Aim -
Every record must be repeated exactly, with no omission.

— BEGIN —

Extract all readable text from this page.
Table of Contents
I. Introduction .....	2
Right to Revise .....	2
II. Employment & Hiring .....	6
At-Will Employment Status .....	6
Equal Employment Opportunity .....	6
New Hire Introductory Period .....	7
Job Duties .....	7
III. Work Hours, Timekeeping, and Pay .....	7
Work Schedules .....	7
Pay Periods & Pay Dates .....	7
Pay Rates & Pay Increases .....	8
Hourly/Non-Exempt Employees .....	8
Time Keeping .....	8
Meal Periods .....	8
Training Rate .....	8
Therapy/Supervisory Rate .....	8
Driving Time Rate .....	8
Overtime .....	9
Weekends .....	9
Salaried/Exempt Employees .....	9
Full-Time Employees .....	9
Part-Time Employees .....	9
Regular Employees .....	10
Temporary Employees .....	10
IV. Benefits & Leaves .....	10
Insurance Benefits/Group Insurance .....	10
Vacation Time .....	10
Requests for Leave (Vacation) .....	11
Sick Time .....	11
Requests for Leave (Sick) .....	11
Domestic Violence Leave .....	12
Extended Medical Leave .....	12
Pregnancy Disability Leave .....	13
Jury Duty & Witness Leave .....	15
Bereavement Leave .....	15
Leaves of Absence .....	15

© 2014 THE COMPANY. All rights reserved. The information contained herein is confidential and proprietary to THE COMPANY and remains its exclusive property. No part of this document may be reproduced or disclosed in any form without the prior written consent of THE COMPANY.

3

— END —

Solution for this problem -
Extract all readable text from this page.
Table of Contents
I. Introduction .....	2
Right to Revise .....	2
II. Employment & Hiring .....	6
At-Will Employment Status .....	6
Equal Employment Opportunity .....	6
New Hire Introductory Period .....	7
Job Duties .....	7
III. Work Hours, Timekeeping, and Pay .....	7
Work Schedules .....	7
Pay Periods & Pay Dates .....	7
Pay Rates & Pay Increases .....	8
Hourly/Non-Exempt Employees .....	8
Time Keeping .....	8
Meal Periods .....	8
Training Rate .....	8
Therapy/Supervisory Rate .....	8
Driving Time Rate .....	8
Overtime .....	9
Weekends .....	9
Salaried/Exempt Employees .....	9
Full-Time Employees .....	9
Part-Time Employees .....	9
Regular Employees .....	10
Temporary Employees .....	10
IV. Benefits & Leaves .....	10
Insurance Benefits/Group Insurance .....	10
Vacation Time .....	10
Requests for Leave (Vacation) .....	11
Sick Time .....	11
Requests for Leave (Sick) .....	11
Domestic Violence Leave .....	12
Extended Medical Leave .....	12
Pregnancy Disability Leave .....	13
Jury Duty & Witness Leave .....	15
Bereavement Leave .....	15
Leaves of Absence .....	15

© 2014 THE COMPANY. All rights reserved. The information contained herein is confidential and proprietary to THE COMPANY and remains its exclusive property. No part of this document may be reproduced or disclosed in any form without the prior written consent of THE COMPANY.

3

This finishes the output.